■ I TUOI COMPITI:
1) Trascrivi parola per parola il passo del brano sulla guerra del Vietnam che inizia con "Le avevo detto" e termina con "posto quella domanda.".
2) Cita esattamente le righe dei record partendo dall'inizio dei record e terminando con la riga che contiene "rail-item-settings[interactable]: ⚙ 设置", inclusa. Riporta solo queste righe.

##### BRANO

Le avevo detto va bene, era corsa a prendere il pigiama e il suo libro dal titolo La vita delle piante, poi m’era venuta accanto nel letto: minuscola, indifesa, contenta. Fra qualche mese avrebbe compiuto i cinque anni. Tenendola stretta m’ero messa a leggerle il libro, d’un tratto m’aveva puntato gli occhi negli occhi e posto quella domanda.
“La vita, cos’è?”

 

 

La guerra del Vietnam raccontata, in tutta la sua atrocità e il suo nonsenso, da Oriana Fallaci, inviata a Saigon dal giornale
“L’Europeo” nell’autunno del 1967. Mossa dal desiderio di offrire a Elisabetta una risposta più credibile rispetto a quella data alla sorellina prima della partenza, la Fallaci, con la guida del ruvido, “virgiliano” collega e amico fraterno della France Press Francois Pelou, si immerge in pieno nell’ atmosfera surreale della capitale vietnamita, prima dell’ invasione del Tet, vivendo nello stesso tempo l’esperienza delle trincee e della giungla, dove i giovani soldati americani sono mandati a morire esattamente come- sull’altro fronte della guerra- i coetanei vietnamiti. L’autrice troverà la tanto agognata risposta non in Vietnam, ma in un altro insensato mattatoio, quello del Messico della dittatura, quando, per documentare le proteste studentesche contro le Olimpiadi, verrà gravemente ferita dai militari, che aprono il fuoco senza pietà contro i giovani manifestanti disarmati. Abbracciando tra le lacrime, in ospedale, uno dei ragazzi sopravvissuti alla strage, comporrà la nuova, dolente, amara preghiera che consegnerà a Elisabetta…

 

 

L’inferno della guerra del Vietnam: identico a ogni inferno che si apre sulla Terra quando gli uomini si scagliano, armi in pugno, contro i propri simili, su mandato di un Potere che usa cinicamente delle parole “ libertà”,“ giustizia”, “ democrazia” e “ popolo” sacrificando migliaia, spesso milioni, di creature inermi. Questo scempio di vite è lo scenario che quotidianamente si apre davanti allo sguardo della Fallaci, nel Vietnam dell’autunno del 1967, diventato una vera e propria morgue, nella quale i cadaveri sono gli unici, tragici balocchi per i bambini. Nessuno, in questa morgue, è innocente, da una parte e dall’altra: il libro ha come introduzione il racconto della strage di My Lay, villaggio vietnamita messo a ferro e fuoco dagli americani, una delle carneficine più atroci commesse dai Berretti verdi contro civili indifesi. Ma l’autrice intuisce presto che è impossibile piangere esclusivamente sui viet cong: davanti alla distruzione di cittadine come Hue’ o Dak To, davanti alle rappresaglie infinite che macchiano anche le mani e la coscienza dei vietnamiti, la Fallaci testimonia il suo sgomento e la sua confusione, la sua difficoltà, di fronte all’ orrore, di sentirsi parte del genere umano.

##########
##### DATI DEL COMPITO

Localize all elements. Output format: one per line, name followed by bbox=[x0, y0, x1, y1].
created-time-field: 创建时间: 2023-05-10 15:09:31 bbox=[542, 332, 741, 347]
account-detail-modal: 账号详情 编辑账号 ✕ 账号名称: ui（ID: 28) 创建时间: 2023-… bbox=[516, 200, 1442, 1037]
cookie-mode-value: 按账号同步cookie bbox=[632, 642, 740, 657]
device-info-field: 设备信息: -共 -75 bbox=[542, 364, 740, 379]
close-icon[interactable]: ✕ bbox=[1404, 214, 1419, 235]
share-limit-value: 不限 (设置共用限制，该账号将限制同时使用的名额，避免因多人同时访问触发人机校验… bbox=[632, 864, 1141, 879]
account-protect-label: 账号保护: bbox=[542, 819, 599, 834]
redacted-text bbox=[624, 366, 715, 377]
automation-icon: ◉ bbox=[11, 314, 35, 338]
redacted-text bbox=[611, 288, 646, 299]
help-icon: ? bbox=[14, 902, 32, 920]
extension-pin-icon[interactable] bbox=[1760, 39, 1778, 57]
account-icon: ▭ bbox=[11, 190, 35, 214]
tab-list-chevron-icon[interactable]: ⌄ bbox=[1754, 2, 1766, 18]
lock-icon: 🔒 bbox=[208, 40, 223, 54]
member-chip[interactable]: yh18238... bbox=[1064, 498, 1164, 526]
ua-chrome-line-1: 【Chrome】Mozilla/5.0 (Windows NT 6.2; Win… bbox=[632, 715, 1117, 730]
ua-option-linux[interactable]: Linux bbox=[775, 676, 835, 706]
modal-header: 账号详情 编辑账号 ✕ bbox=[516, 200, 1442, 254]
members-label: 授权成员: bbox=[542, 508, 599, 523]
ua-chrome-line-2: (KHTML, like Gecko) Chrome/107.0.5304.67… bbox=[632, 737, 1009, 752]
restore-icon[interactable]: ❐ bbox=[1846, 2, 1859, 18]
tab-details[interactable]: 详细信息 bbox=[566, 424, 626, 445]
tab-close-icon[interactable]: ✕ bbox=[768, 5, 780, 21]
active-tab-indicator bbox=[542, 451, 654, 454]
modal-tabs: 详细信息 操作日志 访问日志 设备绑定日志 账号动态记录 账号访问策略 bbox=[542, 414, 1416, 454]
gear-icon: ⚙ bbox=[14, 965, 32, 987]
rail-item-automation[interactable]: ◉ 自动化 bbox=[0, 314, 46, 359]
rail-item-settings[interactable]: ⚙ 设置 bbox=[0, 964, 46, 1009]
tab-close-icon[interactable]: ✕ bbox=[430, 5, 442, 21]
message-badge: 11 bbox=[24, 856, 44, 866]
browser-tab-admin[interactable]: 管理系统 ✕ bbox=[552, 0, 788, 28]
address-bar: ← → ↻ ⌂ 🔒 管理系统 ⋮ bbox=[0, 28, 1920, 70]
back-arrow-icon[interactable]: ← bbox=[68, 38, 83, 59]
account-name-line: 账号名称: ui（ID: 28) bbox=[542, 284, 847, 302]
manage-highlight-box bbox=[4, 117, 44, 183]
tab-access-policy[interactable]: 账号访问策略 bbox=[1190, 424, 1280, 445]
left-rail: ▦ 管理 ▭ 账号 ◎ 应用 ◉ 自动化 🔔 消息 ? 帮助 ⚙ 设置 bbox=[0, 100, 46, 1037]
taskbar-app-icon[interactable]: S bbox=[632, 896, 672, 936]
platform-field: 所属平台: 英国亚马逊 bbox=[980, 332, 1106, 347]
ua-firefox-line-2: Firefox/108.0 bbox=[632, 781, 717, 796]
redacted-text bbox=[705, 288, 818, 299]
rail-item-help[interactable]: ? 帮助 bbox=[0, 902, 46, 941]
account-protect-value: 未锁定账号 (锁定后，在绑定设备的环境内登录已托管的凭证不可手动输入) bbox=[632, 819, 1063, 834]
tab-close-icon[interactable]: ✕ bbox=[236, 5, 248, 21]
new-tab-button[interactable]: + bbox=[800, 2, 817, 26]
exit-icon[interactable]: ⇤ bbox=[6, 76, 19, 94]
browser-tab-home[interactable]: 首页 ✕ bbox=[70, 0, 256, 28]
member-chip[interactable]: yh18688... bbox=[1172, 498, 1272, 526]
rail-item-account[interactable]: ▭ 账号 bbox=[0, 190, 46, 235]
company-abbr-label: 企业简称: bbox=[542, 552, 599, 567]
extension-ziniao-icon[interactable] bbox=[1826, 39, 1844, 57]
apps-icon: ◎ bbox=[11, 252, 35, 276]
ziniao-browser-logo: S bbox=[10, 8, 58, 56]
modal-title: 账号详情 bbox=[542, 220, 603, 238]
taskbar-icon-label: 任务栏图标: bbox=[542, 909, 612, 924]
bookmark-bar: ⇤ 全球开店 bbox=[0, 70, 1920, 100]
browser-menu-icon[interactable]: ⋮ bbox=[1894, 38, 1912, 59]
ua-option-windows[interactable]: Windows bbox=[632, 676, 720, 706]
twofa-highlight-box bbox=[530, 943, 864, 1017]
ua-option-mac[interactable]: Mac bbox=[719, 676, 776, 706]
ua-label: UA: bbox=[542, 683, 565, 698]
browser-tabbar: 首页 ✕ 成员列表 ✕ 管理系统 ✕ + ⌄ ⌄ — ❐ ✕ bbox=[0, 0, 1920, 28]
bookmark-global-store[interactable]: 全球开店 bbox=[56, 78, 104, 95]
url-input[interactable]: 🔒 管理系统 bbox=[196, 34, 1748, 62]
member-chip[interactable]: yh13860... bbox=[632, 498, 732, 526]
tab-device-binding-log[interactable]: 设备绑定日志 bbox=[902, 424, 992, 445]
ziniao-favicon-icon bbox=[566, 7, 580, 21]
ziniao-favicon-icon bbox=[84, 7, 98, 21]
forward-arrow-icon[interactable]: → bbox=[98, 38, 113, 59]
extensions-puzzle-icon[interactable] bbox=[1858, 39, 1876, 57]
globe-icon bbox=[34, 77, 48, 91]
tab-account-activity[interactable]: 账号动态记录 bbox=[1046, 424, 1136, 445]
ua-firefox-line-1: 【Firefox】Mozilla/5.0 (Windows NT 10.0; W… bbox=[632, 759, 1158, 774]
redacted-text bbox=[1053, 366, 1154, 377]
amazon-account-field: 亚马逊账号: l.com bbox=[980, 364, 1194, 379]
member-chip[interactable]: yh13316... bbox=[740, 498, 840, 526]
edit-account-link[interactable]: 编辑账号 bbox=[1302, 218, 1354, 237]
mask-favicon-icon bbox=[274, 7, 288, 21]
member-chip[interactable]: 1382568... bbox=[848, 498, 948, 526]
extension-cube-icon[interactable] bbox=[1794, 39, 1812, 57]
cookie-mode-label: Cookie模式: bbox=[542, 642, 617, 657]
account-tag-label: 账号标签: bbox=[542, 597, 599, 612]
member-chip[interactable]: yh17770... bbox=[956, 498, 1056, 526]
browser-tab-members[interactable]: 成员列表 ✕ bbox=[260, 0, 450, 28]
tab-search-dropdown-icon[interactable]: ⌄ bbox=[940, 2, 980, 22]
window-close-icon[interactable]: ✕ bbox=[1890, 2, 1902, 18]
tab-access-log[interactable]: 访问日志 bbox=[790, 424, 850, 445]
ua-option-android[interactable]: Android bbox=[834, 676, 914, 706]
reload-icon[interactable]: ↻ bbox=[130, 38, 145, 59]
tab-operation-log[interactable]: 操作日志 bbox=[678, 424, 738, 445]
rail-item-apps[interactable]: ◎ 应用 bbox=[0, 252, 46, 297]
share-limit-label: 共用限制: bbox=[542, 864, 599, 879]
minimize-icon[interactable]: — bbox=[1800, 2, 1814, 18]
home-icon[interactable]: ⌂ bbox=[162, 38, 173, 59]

##########

■ RISPOSTE CORRETTE:
1)
Le avevo detto va bene, era corsa a prendere il pigiama e il suo libro dal titolo La vita delle piante, poi m’era venuta accanto nel letto: minuscola, indifesa, contenta. Fra qualche mese avrebbe compiuto i cinque anni. Tenendola stretta m’ero messa a leggerle il libro, d’un tratto m’aveva puntato gli occhi negli occhi e posto quella domanda.

2)
Localize all elements. Output format: one per line, name followed by bbox=[x0, y0, x1, y1].
created-time-field: 创建时间: 2023-05-10 15:09:31 bbox=[542, 332, 741, 347]
account-detail-modal: 账号详情 编辑账号 ✕ 账号名称: ui（ID: 28) 创建时间: 2023-… bbox=[516, 200, 1442, 1037]
cookie-mode-value: 按账号同步cookie bbox=[632, 642, 740, 657]
device-info-field: 设备信息: -共 -75 bbox=[542, 364, 740, 379]
close-icon[interactable]: ✕ bbox=[1404, 214, 1419, 235]
share-limit-value: 不限 (设置共用限制，该账号将限制同时使用的名额，避免因多人同时访问触发人机校验… bbox=[632, 864, 1141, 879]
account-protect-label: 账号保护: bbox=[542, 819, 599, 834]
redacted-text bbox=[624, 366, 715, 377]
automation-icon: ◉ bbox=[11, 314, 35, 338]
redacted-text bbox=[611, 288, 646, 299]
help-icon: ? bbox=[14, 902, 32, 920]
extension-pin-icon[interactable] bbox=[1760, 39, 1778, 57]
account-icon: ▭ bbox=[11, 190, 35, 214]
tab-list-chevron-icon[interactable]: ⌄ bbox=[1754, 2, 1766, 18]
lock-icon: 🔒 bbox=[208, 40, 223, 54]
member-chip[interactable]: yh18238... bbox=[1064, 498, 1164, 526]
ua-chrome-line-1: 【Chrome】Mozilla/5.0 (Windows NT 6.2; Win… bbox=[632, 715, 1117, 730]
ua-option-linux[interactable]: Linux bbox=[775, 676, 835, 706]
modal-header: 账号详情 编辑账号 ✕ bbox=[516, 200, 1442, 254]
members-label: 授权成员: bbox=[542, 508, 599, 523]
ua-chrome-line-2: (KHTML, like Gecko) Chrome/107.0.5304.67… bbox=[632, 737, 1009, 752]
restore-icon[interactable]: ❐ bbox=[1846, 2, 1859, 18]
tab-details[interactable]: 详细信息 bbox=[566, 424, 626, 445]
tab-close-icon[interactable]: ✕ bbox=[768, 5, 780, 21]
active-tab-indicator bbox=[542, 451, 654, 454]
modal-tabs: 详细信息 操作日志 访问日志 设备绑定日志 账号动态记录 账号访问策略 bbox=[542, 414, 1416, 454]
gear-icon: ⚙ bbox=[14, 965, 32, 987]
rail-item-automation[interactable]: ◉ 自动化 bbox=[0, 314, 46, 359]
rail-item-settings[interactable]: ⚙ 设置 bbox=[0, 964, 46, 1009]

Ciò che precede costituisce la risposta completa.